_Stated exercise_
Put every line of the records below into a Markdown table with the columns Row and Line, numbering the rows in order and skipping blank lines.

····················

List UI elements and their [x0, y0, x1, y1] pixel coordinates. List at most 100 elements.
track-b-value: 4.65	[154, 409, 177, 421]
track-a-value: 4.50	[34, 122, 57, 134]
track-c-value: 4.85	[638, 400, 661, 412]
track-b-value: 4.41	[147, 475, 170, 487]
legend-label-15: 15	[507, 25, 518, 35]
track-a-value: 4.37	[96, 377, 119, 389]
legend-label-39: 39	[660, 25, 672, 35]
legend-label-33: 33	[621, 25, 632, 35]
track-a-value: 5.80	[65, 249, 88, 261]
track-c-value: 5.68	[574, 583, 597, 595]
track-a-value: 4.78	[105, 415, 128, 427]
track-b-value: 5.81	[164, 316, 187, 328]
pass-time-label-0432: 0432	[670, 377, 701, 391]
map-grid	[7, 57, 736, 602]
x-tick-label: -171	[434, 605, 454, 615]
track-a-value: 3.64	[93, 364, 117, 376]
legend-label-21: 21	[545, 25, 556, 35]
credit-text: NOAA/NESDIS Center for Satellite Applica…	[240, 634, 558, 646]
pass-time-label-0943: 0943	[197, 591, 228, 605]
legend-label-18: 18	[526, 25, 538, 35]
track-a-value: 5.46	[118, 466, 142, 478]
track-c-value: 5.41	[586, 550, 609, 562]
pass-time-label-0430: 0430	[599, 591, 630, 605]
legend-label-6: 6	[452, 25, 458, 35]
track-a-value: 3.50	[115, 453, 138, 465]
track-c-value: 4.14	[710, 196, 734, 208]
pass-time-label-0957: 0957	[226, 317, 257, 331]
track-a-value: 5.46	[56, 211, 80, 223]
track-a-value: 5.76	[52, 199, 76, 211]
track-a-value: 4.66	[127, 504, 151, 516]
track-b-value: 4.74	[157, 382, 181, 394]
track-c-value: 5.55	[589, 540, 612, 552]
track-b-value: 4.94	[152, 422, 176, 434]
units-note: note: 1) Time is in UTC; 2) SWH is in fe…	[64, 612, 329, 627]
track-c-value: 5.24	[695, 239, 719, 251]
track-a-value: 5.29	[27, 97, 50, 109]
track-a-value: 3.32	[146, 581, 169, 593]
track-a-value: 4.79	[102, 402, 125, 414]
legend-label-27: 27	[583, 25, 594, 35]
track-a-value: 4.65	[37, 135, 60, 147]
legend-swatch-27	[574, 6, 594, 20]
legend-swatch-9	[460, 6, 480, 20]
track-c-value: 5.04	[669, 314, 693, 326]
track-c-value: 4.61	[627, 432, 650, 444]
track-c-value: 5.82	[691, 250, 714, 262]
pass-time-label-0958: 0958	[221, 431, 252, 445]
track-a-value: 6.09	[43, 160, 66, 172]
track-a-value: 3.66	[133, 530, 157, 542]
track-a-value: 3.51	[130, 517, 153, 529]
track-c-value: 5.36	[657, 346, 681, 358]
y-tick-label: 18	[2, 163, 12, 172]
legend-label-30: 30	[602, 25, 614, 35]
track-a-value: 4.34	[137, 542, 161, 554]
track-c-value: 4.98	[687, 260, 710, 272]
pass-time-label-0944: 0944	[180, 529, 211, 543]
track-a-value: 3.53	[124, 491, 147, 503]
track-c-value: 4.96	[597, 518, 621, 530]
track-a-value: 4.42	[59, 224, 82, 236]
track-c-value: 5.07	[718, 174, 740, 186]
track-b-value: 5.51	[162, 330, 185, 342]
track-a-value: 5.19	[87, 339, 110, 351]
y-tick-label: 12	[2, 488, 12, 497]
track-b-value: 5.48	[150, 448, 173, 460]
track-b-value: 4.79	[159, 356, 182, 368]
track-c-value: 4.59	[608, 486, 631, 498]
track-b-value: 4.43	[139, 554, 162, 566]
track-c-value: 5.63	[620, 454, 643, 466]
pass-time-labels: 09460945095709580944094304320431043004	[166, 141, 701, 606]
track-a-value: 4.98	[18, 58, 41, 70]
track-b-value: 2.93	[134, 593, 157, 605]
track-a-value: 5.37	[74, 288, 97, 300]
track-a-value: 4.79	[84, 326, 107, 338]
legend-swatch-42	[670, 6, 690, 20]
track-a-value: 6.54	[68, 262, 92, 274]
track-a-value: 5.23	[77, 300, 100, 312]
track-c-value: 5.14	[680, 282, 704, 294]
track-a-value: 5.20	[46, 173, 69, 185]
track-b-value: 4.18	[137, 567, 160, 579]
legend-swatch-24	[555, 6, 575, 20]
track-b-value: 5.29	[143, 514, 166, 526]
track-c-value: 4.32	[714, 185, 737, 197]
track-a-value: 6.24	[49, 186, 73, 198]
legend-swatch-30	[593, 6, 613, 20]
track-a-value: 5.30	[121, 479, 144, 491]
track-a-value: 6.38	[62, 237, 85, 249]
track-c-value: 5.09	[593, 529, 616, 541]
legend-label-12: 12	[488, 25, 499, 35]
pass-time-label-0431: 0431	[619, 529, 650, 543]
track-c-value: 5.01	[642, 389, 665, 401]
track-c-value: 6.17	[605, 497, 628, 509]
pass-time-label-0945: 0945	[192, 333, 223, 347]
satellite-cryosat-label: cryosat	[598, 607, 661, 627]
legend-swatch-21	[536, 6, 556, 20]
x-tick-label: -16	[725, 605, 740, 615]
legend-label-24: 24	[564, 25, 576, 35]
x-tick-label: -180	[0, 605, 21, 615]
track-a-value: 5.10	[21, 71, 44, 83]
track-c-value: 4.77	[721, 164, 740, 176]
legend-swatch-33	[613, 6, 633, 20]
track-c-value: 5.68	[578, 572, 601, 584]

····················

_Written answer_
| Row | Line |
|---|---|
| 1 | List UI elements and their [x0, y0, x1, y1] pixel coordinates. List at most 100 elements. |
| 2 | track-b-value: 4.65	[154, 409, 177, 421] |
| 3 | track-a-value: 4.50	[34, 122, 57, 134] |
| 4 | track-c-value: 4.85	[638, 400, 661, 412] |
| 5 | track-b-value: 4.41	[147, 475, 170, 487] |
| 6 | legend-label-15: 15	[507, 25, 518, 35] |
| 7 | track-a-value: 4.37	[96, 377, 119, 389] |
| 8 | legend-label-39: 39	[660, 25, 672, 35] |
| 9 | legend-label-33: 33	[621, 25, 632, 35] |
| 10 | track-a-value: 5.80	[65, 249, 88, 261] |
| 11 | track-c-value: 5.68	[574, 583, 597, 595] |
| 12 | track-a-value: 4.78	[105, 415, 128, 427] |
| 13 | track-b-value: 5.81	[164, 316, 187, 328] |
| 14 | pass-time-label-0432: 0432	[670, 377, 701, 391] |
| 15 | map-grid	[7, 57, 736, 602] |
| 16 | x-tick-label: -171	[434, 605, 454, 615] |
| 17 | track-a-value: 3.64	[93, 364, 117, 376] |
| 18 | legend-label-21: 21	[545, 25, 556, 35] |
| 19 | credit-text: NOAA/NESDIS Center for Satellite Applica…	[240, 634, 558, 646] |
| 20 | pass-time-label-0943: 0943	[197, 591, 228, 605] |
| 21 | legend-label-18: 18	[526, 25, 538, 35] |
| 22 | track-a-value: 5.46	[118, 466, 142, 478] |
| 23 | track-c-value: 5.41	[586, 550, 609, 562] |
| 24 | pass-time-label-0430: 0430	[599, 591, 630, 605] |
| 25 | legend-label-6: 6	[452, 25, 458, 35] |
| 26 | track-a-value: 3.50	[115, 453, 138, 465] |
| 27 | track-c-value: 4.14	[710, 196, 734, 208] |
| 28 | pass-time-label-0957: 0957	[226, 317, 257, 331] |
| 29 | track-a-value: 5.46	[56, 211, 80, 223] |
| 30 | track-a-value: 5.76	[52, 199, 76, 211] |
| 31 | track-a-value: 4.66	[127, 504, 151, 516] |
| 32 | track-b-value: 4.74	[157, 382, 181, 394] |
| 33 | track-c-value: 5.55	[589, 540, 612, 552] |
| 34 | track-b-value: 4.94	[152, 422, 176, 434] |
| 35 | units-note: note: 1) Time is in UTC; 2) SWH is in fe…	[64, 612, 329, 627] |
| 36 | track-c-value: 5.24	[695, 239, 719, 251] |
| 37 | track-a-value: 5.29	[27, 97, 50, 109] |
| 38 | track-a-value: 3.32	[146, 581, 169, 593] |
| 39 | track-a-value: 4.79	[102, 402, 125, 414] |
| 40 | legend-label-27: 27	[583, 25, 594, 35] |
| 41 | track-a-value: 4.65	[37, 135, 60, 147] |
| 42 | legend-swatch-27	[574, 6, 594, 20] |
| 43 | legend-swatch-9	[460, 6, 480, 20] |
| 44 | track-c-value: 5.04	[669, 314, 693, 326] |
| 45 | track-c-value: 4.61	[627, 432, 650, 444] |
| 46 | track-c-value: 5.82	[691, 250, 714, 262] |
| 47 | pass-time-label-0958: 0958	[221, 431, 252, 445] |
| 48 | track-a-value: 6.09	[43, 160, 66, 172] |
| 49 | track-a-value: 3.66	[133, 530, 157, 542] |
| 50 | track-a-value: 3.51	[130, 517, 153, 529] |
| 51 | track-c-value: 5.36	[657, 346, 681, 358] |
| 52 | y-tick-label: 18	[2, 163, 12, 172] |
| 53 | legend-label-30: 30	[602, 25, 614, 35] |
| 54 | track-a-value: 4.34	[137, 542, 161, 554] |
| 55 | track-c-value: 4.98	[687, 260, 710, 272] |
| 56 | pass-time-label-0944: 0944	[180, 529, 211, 543] |
| 57 | track-a-value: 3.53	[124, 491, 147, 503] |
| 58 | track-c-value: 4.96	[597, 518, 621, 530] |
| 59 | track-a-value: 4.42	[59, 224, 82, 236] |
| 60 | track-c-value: 5.07	[718, 174, 740, 186] |
| 61 | track-b-value: 5.51	[162, 330, 185, 342] |
| 62 | track-a-value: 5.19	[87, 339, 110, 351] |
| 63 | y-tick-label: 12	[2, 488, 12, 497] |
| 64 | track-b-value: 5.48	[150, 448, 173, 460] |
| 65 | track-b-value: 4.79	[159, 356, 182, 368] |
| 66 | track-c-value: 4.59	[608, 486, 631, 498] |
| 67 | track-b-value: 4.43	[139, 554, 162, 566] |
| 68 | track-c-value: 5.63	[620, 454, 643, 466] |
| 69 | pass-time-labels: 09460945095709580944094304320431043004	[166, 141, 701, 606] |
| 70 | track-a-value: 4.98	[18, 58, 41, 70] |
| 71 | track-b-value: 2.93	[134, 593, 157, 605] |
| 72 | track-a-value: 5.37	[74, 288, 97, 300] |
| 73 | track-a-value: 4.79	[84, 326, 107, 338] |
| 74 | legend-swatch-42	[670, 6, 690, 20] |
| 75 | track-a-value: 6.54	[68, 262, 92, 274] |
| 76 | track-a-value: 5.23	[77, 300, 100, 312] |
| 77 | track-c-value: 5.14	[680, 282, 704, 294] |
| 78 | track-a-value: 5.20	[46, 173, 69, 185] |
| 79 | track-b-value: 4.18	[137, 567, 160, 579] |
| 80 | legend-swatch-24	[555, 6, 575, 20] |
| 81 | track-b-value: 5.29	[143, 514, 166, 526] |
| 82 | track-c-value: 4.32	[714, 185, 737, 197] |
| 83 | track-a-value: 6.24	[49, 186, 73, 198] |
| 84 | legend-swatch-30	[593, 6, 613, 20] |
| 85 | track-a-value: 5.30	[121, 479, 144, 491] |
| 86 | track-a-value: 6.38	[62, 237, 85, 249] |
| 87 | track-c-value: 5.09	[593, 529, 616, 541] |
| 88 | legend-label-12: 12	[488, 25, 499, 35] |
| 89 | pass-time-label-0431: 0431	[619, 529, 650, 543] |
| 90 | track-c-value: 5.01	[642, 389, 665, 401] |
| 91 | track-c-value: 6.17	[605, 497, 628, 509] |
| 92 | pass-time-label-0945: 0945	[192, 333, 223, 347] |
| 93 | satellite-cryosat-label: cryosat	[598, 607, 661, 627] |
| 94 | legend-swatch-21	[536, 6, 556, 20] |
| 95 | x-tick-label: -16	[725, 605, 740, 615] |
| 96 | legend-label-24: 24	[564, 25, 576, 35] |
| 97 | x-tick-label: -180	[0, 605, 21, 615] |
| 98 | track-a-value: 5.10	[21, 71, 44, 83] |
| 99 | track-c-value: 4.77	[721, 164, 740, 176] |
| 100 | legend-swatch-33	[613, 6, 633, 20] |
| 101 | track-c-value: 5.68	[578, 572, 601, 584] |